(Records)
•••

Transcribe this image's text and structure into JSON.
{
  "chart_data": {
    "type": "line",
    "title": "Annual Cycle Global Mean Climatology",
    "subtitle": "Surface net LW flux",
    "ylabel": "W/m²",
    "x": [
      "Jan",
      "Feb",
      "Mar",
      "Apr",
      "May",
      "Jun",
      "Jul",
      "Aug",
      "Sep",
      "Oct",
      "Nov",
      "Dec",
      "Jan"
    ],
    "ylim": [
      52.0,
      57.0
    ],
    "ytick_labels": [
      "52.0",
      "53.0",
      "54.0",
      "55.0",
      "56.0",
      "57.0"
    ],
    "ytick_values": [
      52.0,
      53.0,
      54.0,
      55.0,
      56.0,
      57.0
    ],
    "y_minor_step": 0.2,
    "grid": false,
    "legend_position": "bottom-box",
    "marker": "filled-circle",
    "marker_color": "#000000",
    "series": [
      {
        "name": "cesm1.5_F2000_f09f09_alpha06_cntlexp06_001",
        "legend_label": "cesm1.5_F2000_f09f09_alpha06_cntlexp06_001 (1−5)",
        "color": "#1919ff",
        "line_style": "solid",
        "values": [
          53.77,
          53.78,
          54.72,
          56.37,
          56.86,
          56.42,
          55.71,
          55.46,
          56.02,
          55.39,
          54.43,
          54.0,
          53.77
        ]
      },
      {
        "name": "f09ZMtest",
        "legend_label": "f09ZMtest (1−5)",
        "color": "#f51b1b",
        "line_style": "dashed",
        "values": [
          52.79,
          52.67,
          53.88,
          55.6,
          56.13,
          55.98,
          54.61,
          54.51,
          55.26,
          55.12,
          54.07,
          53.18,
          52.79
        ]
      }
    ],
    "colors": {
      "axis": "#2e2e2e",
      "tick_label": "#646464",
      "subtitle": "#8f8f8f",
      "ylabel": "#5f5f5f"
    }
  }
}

•••

(Job) Check each line of the records above for "subtitle", and copy those that have it.

(Answer to the task)
    "subtitle": "Surface net LW flux",
      "subtitle": "#8f8f8f",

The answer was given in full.